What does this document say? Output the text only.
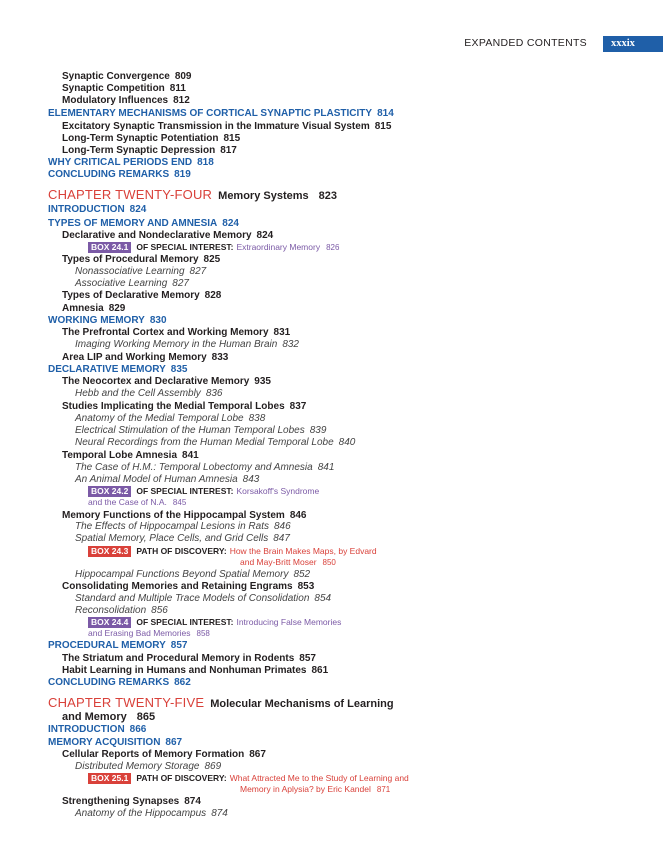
EXPANDED CONTENTS	xxxix
Synaptic Convergence 809
Synaptic Competition 811
Modulatory Influences 812
ELEMENTARY MECHANISMS OF CORTICAL SYNAPTIC PLASTICITY 814
Excitatory Synaptic Transmission in the Immature Visual System 815
Long-Term Synaptic Potentiation 815
Long-Term Synaptic Depression 817
WHY CRITICAL PERIODS END 818
CONCLUDING REMARKS 819
CHAPTER TWENTY-FOUR Memory Systems 823
INTRODUCTION 824
TYPES OF MEMORY AND AMNESIA 824
Declarative and Nondeclarative Memory 824
BOX 24.1 OF SPECIAL INTEREST: Extraordinary Memory 826
Types of Procedural Memory 825
Nonassociative Learning 827
Associative Learning 827
Types of Declarative Memory 828
Amnesia 829
WORKING MEMORY 830
The Prefrontal Cortex and Working Memory 831
Imaging Working Memory in the Human Brain 832
Area LIP and Working Memory 833
DECLARATIVE MEMORY 835
The Neocortex and Declarative Memory 935
Hebb and the Cell Assembly 836
Studies Implicating the Medial Temporal Lobes 837
Anatomy of the Medial Temporal Lobe 838
Electrical Stimulation of the Human Temporal Lobes 839
Neural Recordings from the Human Medial Temporal Lobe 840
Temporal Lobe Amnesia 841
The Case of H.M.: Temporal Lobectomy and Amnesia 841
An Animal Model of Human Amnesia 843
BOX 24.2 OF SPECIAL INTEREST: Korsakoff's Syndrome
and the Case of N.A. 845
Memory Functions of the Hippocampal System 846
The Effects of Hippocampal Lesions in Rats 846
Spatial Memory, Place Cells, and Grid Cells 847
BOX 24.3 PATH OF DISCOVERY: How the Brain Makes Maps, by Edvard
and May-Britt Moser 850
Hippocampal Functions Beyond Spatial Memory 852
Consolidating Memories and Retaining Engrams 853
Standard and Multiple Trace Models of Consolidation 854
Reconsolidation 856
BOX 24.4 OF SPECIAL INTEREST: Introducing False Memories
and Erasing Bad Memories 858
PROCEDURAL MEMORY 857
The Striatum and Procedural Memory in Rodents 857
Habit Learning in Humans and Nonhuman Primates 861
CONCLUDING REMARKS 862
CHAPTER TWENTY-FIVE Molecular Mechanisms of Learning
and Memory 865
INTRODUCTION 866
MEMORY ACQUISITION 867
Cellular Reports of Memory Formation 867
Distributed Memory Storage 869
BOX 25.1 PATH OF DISCOVERY: What Attracted Me to the Study of Learning and
Memory in Aplysia? by Eric Kandel 871
Strengthening Synapses 874
Anatomy of the Hippocampus 874
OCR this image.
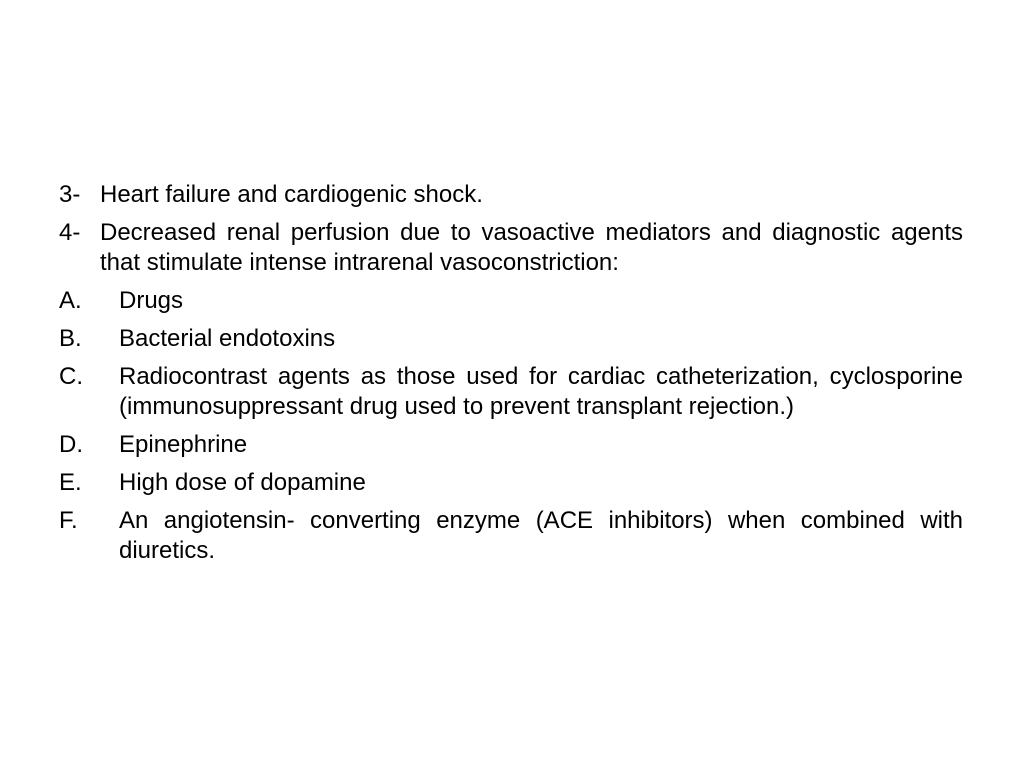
3- Heart failure and cardiogenic shock.
4- Decreased renal perfusion due to vasoactive mediators and diagnostic agents that stimulate intense intrarenal vasoconstriction:
A.	Drugs
B.	Bacterial endotoxins
C.	Radiocontrast agents as those used for cardiac catheterization, cyclosporine (immunosuppressant drug used to prevent transplant rejection.)
D.	Epinephrine
E.	High dose of dopamine
F.	An angiotensin- converting enzyme (ACE inhibitors) when combined with diuretics.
· · · ·
Aim of the exercise: Every line above should be transcribed exactly, though no image should be carried over.

Written answer:
What does this document say? Output the text only.
EXPANDED CONTENTS	xxxix
Synaptic Convergence 809
Synaptic Competition 811
Modulatory Influences 812
ELEMENTARY MECHANISMS OF CORTICAL SYNAPTIC PLASTICITY 814
Excitatory Synaptic Transmission in the Immature Visual System 815
Long-Term Synaptic Potentiation 815
Long-Term Synaptic Depression 817
WHY CRITICAL PERIODS END 818
CONCLUDING REMARKS 819
CHAPTER TWENTY-FOUR Memory Systems 823
INTRODUCTION 824
TYPES OF MEMORY AND AMNESIA 824
Declarative and Nondeclarative Memory 824
BOX 24.1 OF SPECIAL INTEREST: Extraordinary Memory 826
Types of Procedural Memory 825
Nonassociative Learning 827
Associative Learning 827
Types of Declarative Memory 828
Amnesia 829
WORKING MEMORY 830
The Prefrontal Cortex and Working Memory 831
Imaging Working Memory in the Human Brain 832
Area LIP and Working Memory 833
DECLARATIVE MEMORY 835
The Neocortex and Declarative Memory 935
Hebb and the Cell Assembly 836
Studies Implicating the Medial Temporal Lobes 837
Anatomy of the Medial Temporal Lobe 838
Electrical Stimulation of the Human Temporal Lobes 839
Neural Recordings from the Human Medial Temporal Lobe 840
Temporal Lobe Amnesia 841
The Case of H.M.: Temporal Lobectomy and Amnesia 841
An Animal Model of Human Amnesia 843
BOX 24.2 OF SPECIAL INTEREST: Korsakoff's Syndrome
and the Case of N.A. 845
Memory Functions of the Hippocampal System 846
The Effects of Hippocampal Lesions in Rats 846
Spatial Memory, Place Cells, and Grid Cells 847
BOX 24.3 PATH OF DISCOVERY: How the Brain Makes Maps, by Edvard
and May-Britt Moser 850
Hippocampal Functions Beyond Spatial Memory 852
Consolidating Memories and Retaining Engrams 853
Standard and Multiple Trace Models of Consolidation 854
Reconsolidation 856
BOX 24.4 OF SPECIAL INTEREST: Introducing False Memories
and Erasing Bad Memories 858
PROCEDURAL MEMORY 857
The Striatum and Procedural Memory in Rodents 857
Habit Learning in Humans and Nonhuman Primates 861
CONCLUDING REMARKS 862
CHAPTER TWENTY-FIVE Molecular Mechanisms of Learning
and Memory 865
INTRODUCTION 866
MEMORY ACQUISITION 867
Cellular Reports of Memory Formation 867
Distributed Memory Storage 869
BOX 25.1 PATH OF DISCOVERY: What Attracted Me to the Study of Learning and
Memory in Aplysia? by Eric Kandel 871
Strengthening Synapses 874
Anatomy of the Hippocampus 874
OCR this image.
3- Heart failure and cardiogenic shock.
4- Decreased renal perfusion due to vasoactive mediators and diagnostic agents that stimulate intense intrarenal vasoconstriction:
A.	Drugs
B.	Bacterial endotoxins
C.	Radiocontrast agents as those used for cardiac catheterization, cyclosporine (immunosuppressant drug used to prevent transplant rejection.)
D.	Epinephrine
E.	High dose of dopamine
F.	An angiotensin- converting enzyme (ACE inhibitors) when combined with diuretics.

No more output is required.